### Brief
What this exercise requires is a verbatim reproduction of the data below.

--- Information provided ---

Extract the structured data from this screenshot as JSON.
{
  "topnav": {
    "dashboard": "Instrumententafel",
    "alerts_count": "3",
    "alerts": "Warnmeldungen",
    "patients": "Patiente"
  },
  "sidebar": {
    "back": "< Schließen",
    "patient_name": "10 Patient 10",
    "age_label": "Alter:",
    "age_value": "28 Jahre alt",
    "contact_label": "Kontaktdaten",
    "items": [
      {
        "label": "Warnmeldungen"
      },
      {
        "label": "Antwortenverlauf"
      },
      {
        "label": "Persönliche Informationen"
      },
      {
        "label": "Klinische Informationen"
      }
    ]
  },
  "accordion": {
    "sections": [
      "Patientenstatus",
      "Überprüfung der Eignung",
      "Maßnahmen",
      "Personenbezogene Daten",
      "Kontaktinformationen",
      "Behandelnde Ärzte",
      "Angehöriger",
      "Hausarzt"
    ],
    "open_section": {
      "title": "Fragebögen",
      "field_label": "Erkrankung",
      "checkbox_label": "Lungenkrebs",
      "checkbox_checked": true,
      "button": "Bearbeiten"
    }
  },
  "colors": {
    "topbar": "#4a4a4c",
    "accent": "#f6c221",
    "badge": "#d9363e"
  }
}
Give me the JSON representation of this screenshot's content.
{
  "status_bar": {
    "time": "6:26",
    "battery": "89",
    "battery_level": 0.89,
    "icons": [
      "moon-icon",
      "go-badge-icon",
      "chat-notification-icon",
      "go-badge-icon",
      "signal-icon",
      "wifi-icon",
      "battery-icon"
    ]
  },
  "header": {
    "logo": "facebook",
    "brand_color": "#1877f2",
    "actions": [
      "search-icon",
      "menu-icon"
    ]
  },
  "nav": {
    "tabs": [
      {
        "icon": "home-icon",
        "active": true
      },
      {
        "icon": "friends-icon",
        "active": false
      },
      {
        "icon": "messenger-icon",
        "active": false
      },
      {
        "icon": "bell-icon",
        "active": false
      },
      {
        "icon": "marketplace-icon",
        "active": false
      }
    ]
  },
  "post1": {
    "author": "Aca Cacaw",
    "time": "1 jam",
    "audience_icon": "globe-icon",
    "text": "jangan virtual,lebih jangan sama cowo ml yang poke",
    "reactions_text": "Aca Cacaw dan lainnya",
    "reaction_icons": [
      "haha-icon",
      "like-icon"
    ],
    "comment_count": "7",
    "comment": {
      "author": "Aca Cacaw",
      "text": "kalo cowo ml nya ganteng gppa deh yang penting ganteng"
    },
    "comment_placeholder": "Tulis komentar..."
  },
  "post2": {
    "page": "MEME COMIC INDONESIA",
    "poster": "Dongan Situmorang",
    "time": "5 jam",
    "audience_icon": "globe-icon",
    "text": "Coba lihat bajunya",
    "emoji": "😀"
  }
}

---

### Finished exercise
Extract the structured data from this screenshot as JSON.
{
  "topnav": {
    "dashboard": "Instrumententafel",
    "alerts_count": "3",
    "alerts": "Warnmeldungen",
    "patients": "Patiente"
  },
  "sidebar": {
    "back": "< Schließen",
    "patient_name": "10 Patient 10",
    "age_label": "Alter:",
    "age_value": "28 Jahre alt",
    "contact_label": "Kontaktdaten",
    "items": [
      {
        "label": "Warnmeldungen"
      },
      {
        "label": "Antwortenverlauf"
      },
      {
        "label": "Persönliche Informationen"
      },
      {
        "label": "Klinische Informationen"
      }
    ]
  },
  "accordion": {
    "sections": [
      "Patientenstatus",
      "Überprüfung der Eignung",
      "Maßnahmen",
      "Personenbezogene Daten",
      "Kontaktinformationen",
      "Behandelnde Ärzte",
      "Angehöriger",
      "Hausarzt"
    ],
    "open_section": {
      "title": "Fragebögen",
      "field_label": "Erkrankung",
      "checkbox_label": "Lungenkrebs",
      "checkbox_checked": true,
      "button": "Bearbeiten"
    }
  },
  "colors": {
    "topbar": "#4a4a4c",
    "accent": "#f6c221",
    "badge": "#d9363e"
  }
}
Give me the JSON representation of this screenshot's content.
{
  "status_bar": {
    "time": "6:26",
    "battery": "89",
    "battery_level": 0.89,
    "icons": [
      "moon-icon",
      "go-badge-icon",
      "chat-notification-icon",
      "go-badge-icon",
      "signal-icon",
      "wifi-icon",
      "battery-icon"
    ]
  },
  "header": {
    "logo": "facebook",
    "brand_color": "#1877f2",
    "actions": [
      "search-icon",
      "menu-icon"
    ]
  },
  "nav": {
    "tabs": [
      {
        "icon": "home-icon",
        "active": true
      },
      {
        "icon": "friends-icon",
        "active": false
      },
      {
        "icon": "messenger-icon",
        "active": false
      },
      {
        "icon": "bell-icon",
        "active": false
      },
      {
        "icon": "marketplace-icon",
        "active": false
      }
    ]
  },
  "post1": {
    "author": "Aca Cacaw",
    "time": "1 jam",
    "audience_icon": "globe-icon",
    "text": "jangan virtual,lebih jangan sama cowo ml yang poke",
    "reactions_text": "Aca Cacaw dan lainnya",
    "reaction_icons": [
      "haha-icon",
      "like-icon"
    ],
    "comment_count": "7",
    "comment": {
      "author": "Aca Cacaw",
      "text": "kalo cowo ml nya ganteng gppa deh yang penting ganteng"
    },
    "comment_placeholder": "Tulis komentar..."
  },
  "post2": {
    "page": "MEME COMIC INDONESIA",
    "poster": "Dongan Situmorang",
    "time": "5 jam",
    "audience_icon": "globe-icon",
    "text": "Coba lihat bajunya",
    "emoji": "😀"
  }
}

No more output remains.